[START OF EXTRACTED RECORDS]
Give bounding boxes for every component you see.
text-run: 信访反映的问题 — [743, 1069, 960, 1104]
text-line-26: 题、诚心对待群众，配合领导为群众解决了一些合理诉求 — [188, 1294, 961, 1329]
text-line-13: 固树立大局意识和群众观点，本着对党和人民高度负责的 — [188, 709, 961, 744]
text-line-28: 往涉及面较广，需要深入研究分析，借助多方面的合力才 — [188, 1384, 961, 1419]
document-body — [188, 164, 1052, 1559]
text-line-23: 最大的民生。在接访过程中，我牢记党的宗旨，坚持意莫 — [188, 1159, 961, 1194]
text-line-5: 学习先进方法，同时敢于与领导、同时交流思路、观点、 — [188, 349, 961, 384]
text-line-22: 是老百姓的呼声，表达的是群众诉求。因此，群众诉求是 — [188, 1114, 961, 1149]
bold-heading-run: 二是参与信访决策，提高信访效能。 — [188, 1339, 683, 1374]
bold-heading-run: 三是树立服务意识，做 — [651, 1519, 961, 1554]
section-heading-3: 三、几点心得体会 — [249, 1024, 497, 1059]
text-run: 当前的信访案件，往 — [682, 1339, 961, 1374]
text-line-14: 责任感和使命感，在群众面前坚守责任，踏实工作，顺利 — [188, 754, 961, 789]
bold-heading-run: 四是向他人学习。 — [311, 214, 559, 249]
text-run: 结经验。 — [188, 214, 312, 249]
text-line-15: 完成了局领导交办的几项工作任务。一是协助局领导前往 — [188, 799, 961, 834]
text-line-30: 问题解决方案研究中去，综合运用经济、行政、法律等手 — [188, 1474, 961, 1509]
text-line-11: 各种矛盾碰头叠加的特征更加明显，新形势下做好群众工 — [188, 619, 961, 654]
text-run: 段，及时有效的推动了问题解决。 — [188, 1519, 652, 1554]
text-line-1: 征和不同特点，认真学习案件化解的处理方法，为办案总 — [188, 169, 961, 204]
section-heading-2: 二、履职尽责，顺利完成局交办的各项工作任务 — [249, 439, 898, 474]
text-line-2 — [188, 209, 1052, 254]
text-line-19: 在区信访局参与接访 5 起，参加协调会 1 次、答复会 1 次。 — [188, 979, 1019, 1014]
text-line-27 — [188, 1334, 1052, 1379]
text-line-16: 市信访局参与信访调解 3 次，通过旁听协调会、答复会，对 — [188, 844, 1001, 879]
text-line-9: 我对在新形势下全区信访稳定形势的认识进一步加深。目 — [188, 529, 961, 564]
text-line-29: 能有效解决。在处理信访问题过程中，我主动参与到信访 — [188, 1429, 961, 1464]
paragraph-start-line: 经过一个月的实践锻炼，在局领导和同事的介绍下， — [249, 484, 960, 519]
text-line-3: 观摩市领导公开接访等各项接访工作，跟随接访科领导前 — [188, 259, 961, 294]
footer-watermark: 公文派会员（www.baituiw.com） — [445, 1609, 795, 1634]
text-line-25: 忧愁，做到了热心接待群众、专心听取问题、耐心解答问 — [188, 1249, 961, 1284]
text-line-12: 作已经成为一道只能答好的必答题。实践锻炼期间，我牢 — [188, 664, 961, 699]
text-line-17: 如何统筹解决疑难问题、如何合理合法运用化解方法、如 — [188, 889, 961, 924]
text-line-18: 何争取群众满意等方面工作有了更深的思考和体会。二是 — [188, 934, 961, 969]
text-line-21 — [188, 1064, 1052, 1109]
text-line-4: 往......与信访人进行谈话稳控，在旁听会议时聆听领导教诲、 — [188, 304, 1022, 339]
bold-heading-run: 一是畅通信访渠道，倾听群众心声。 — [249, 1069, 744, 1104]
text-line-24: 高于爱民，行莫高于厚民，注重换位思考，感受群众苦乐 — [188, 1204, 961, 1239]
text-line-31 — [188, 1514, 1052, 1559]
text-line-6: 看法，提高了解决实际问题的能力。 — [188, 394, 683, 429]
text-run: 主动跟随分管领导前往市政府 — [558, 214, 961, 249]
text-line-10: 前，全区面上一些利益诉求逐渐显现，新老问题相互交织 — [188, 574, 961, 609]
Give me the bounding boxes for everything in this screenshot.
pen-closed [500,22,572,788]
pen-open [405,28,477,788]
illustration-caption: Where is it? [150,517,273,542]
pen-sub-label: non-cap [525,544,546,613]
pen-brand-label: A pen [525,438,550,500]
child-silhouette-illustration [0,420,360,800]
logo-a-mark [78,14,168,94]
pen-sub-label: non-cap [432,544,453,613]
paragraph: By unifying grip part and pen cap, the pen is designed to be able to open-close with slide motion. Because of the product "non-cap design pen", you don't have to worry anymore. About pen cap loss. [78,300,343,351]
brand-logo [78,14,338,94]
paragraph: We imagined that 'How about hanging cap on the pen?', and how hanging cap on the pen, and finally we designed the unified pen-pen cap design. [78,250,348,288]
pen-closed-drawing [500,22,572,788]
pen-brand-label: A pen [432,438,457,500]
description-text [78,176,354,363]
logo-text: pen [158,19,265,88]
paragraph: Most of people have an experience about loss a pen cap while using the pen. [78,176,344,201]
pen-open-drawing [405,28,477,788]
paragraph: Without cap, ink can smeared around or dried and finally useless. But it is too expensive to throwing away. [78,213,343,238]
[END OF EXTRACTED RECORDS]
(BRIEF):
Reproduce word for word everything from the start of the material down through the line containing "text-line-11: 各种矛盾碰头叠加的特征更加明显，新形势下做好群众工 —", including that line.

(RESULT OF THE EXERCISE):
Give bounding boxes for every component you see.
text-run: 信访反映的问题 — [743, 1069, 960, 1104]
text-line-26: 题、诚心对待群众，配合领导为群众解决了一些合理诉求 — [188, 1294, 961, 1329]
text-line-13: 固树立大局意识和群众观点，本着对党和人民高度负责的 — [188, 709, 961, 744]
text-line-28: 往涉及面较广，需要深入研究分析，借助多方面的合力才 — [188, 1384, 961, 1419]
document-body — [188, 164, 1052, 1559]
text-line-23: 最大的民生。在接访过程中，我牢记党的宗旨，坚持意莫 — [188, 1159, 961, 1194]
text-line-5: 学习先进方法，同时敢于与领导、同时交流思路、观点、 — [188, 349, 961, 384]
text-line-22: 是老百姓的呼声，表达的是群众诉求。因此，群众诉求是 — [188, 1114, 961, 1149]
bold-heading-run: 二是参与信访决策，提高信访效能。 — [188, 1339, 683, 1374]
bold-heading-run: 三是树立服务意识，做 — [651, 1519, 961, 1554]
section-heading-3: 三、几点心得体会 — [249, 1024, 497, 1059]
text-run: 当前的信访案件，往 — [682, 1339, 961, 1374]
text-line-14: 责任感和使命感，在群众面前坚守责任，踏实工作，顺利 — [188, 754, 961, 789]
bold-heading-run: 四是向他人学习。 — [311, 214, 559, 249]
text-run: 结经验。 — [188, 214, 312, 249]
text-line-15: 完成了局领导交办的几项工作任务。一是协助局领导前往 — [188, 799, 961, 834]
text-line-30: 问题解决方案研究中去，综合运用经济、行政、法律等手 — [188, 1474, 961, 1509]
text-line-11: 各种矛盾碰头叠加的特征更加明显，新形势下做好群众工 — [188, 619, 961, 654]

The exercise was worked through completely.